-- Dataset records follows --

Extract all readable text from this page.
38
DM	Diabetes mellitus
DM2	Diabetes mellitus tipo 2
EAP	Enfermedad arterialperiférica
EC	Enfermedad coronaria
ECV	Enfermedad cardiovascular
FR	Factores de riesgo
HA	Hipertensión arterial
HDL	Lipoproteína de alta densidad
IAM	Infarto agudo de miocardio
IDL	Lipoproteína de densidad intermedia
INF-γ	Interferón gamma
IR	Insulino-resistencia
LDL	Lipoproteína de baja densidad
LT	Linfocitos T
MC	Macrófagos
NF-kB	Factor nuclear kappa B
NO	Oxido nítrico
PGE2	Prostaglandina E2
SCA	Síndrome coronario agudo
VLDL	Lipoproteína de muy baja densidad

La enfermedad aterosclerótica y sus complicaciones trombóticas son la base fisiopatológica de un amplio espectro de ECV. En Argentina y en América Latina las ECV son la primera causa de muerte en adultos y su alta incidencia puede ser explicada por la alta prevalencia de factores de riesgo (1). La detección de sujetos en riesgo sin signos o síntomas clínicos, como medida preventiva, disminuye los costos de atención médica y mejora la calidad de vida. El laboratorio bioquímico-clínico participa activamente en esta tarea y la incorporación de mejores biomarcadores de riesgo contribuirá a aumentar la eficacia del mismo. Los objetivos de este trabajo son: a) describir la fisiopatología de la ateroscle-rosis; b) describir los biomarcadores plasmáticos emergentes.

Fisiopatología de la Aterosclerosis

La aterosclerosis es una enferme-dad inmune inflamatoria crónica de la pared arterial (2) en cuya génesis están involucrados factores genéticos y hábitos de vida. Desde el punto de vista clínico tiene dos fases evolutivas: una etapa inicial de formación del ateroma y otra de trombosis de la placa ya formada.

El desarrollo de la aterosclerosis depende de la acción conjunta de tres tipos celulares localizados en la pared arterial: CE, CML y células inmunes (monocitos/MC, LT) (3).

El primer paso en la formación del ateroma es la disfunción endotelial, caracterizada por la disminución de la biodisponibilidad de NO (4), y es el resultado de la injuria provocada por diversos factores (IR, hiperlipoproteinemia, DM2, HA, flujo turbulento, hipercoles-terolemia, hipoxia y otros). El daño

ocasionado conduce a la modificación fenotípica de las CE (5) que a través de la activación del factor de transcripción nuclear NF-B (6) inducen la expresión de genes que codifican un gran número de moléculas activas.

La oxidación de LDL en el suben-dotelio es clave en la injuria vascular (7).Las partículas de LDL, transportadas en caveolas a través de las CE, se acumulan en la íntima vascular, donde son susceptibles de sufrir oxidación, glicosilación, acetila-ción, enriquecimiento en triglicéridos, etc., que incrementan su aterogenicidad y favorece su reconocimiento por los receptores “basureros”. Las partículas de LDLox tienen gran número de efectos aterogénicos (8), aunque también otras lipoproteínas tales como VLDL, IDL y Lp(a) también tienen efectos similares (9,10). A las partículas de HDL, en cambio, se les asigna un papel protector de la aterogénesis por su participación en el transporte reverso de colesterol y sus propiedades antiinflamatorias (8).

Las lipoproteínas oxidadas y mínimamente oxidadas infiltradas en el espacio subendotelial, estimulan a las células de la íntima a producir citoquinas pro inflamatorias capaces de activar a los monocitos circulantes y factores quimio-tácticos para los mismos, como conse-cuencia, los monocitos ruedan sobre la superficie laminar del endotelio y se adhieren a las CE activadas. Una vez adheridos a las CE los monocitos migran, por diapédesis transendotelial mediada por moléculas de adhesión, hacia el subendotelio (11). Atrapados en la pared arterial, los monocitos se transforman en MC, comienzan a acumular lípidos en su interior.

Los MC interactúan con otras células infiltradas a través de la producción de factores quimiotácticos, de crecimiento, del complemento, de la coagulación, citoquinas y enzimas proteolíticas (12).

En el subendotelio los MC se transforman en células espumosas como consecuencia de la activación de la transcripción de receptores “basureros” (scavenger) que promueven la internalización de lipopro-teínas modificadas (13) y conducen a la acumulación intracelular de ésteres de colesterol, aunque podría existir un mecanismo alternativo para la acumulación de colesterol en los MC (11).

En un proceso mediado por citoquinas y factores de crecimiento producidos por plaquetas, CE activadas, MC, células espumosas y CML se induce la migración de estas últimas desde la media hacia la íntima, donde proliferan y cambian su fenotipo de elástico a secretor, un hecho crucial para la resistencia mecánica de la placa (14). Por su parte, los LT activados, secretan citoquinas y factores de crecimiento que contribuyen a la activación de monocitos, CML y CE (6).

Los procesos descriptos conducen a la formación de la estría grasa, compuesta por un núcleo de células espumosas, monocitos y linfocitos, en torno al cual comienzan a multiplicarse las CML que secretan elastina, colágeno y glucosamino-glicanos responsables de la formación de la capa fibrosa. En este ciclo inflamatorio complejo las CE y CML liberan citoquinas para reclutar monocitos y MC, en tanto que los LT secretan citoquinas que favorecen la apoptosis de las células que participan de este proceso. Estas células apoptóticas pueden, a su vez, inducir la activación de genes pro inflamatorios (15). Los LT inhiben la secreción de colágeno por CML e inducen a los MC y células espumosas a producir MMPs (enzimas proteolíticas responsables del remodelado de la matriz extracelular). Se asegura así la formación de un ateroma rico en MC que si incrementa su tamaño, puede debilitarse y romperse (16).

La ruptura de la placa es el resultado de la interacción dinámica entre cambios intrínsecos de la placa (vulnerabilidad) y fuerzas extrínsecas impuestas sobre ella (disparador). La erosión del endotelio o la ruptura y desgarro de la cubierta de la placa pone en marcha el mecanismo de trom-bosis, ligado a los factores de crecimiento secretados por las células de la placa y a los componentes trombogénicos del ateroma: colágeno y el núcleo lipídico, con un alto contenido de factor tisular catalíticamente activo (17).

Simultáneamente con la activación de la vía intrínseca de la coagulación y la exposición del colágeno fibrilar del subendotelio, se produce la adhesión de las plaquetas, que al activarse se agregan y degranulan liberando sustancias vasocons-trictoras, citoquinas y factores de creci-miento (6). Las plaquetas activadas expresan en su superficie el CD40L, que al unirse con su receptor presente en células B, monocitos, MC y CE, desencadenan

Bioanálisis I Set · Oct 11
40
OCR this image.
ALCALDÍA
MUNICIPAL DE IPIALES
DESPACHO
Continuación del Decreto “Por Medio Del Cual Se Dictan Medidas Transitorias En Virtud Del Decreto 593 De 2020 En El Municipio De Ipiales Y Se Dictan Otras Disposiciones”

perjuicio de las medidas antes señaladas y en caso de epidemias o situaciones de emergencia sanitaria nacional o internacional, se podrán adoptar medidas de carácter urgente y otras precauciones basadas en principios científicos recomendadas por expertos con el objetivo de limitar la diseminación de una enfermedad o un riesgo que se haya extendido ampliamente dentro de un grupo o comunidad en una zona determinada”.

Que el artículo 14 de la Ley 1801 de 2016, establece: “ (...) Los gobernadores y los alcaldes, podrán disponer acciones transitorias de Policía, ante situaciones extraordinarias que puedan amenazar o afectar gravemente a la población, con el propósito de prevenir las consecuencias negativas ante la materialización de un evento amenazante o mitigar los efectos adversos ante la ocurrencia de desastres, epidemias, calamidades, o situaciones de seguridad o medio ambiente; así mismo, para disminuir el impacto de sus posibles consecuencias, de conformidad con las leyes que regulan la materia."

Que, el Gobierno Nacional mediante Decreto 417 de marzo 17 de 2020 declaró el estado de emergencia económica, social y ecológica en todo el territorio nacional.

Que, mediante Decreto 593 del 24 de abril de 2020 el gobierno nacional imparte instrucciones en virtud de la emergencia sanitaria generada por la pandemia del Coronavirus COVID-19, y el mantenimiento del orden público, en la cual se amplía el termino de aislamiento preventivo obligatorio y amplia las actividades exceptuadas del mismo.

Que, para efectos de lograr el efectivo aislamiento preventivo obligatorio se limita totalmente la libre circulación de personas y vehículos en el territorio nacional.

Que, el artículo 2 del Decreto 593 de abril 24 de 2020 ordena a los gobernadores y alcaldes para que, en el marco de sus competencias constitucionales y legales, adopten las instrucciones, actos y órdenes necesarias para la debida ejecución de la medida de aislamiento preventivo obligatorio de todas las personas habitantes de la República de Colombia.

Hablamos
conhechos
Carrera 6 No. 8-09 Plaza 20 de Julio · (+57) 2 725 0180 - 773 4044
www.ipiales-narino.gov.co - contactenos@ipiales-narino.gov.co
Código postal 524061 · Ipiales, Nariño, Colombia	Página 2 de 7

-- Dataset records concluded --

◆ **Task requirements**
Look through the material for "densidad". Copy each line that has it.

◆ **Answer space**
HDL	Lipoproteína de alta densidad
IDL	Lipoproteína de densidad intermedia
LDL	Lipoproteína de baja densidad
VLDL	Lipoproteína de muy baja densidad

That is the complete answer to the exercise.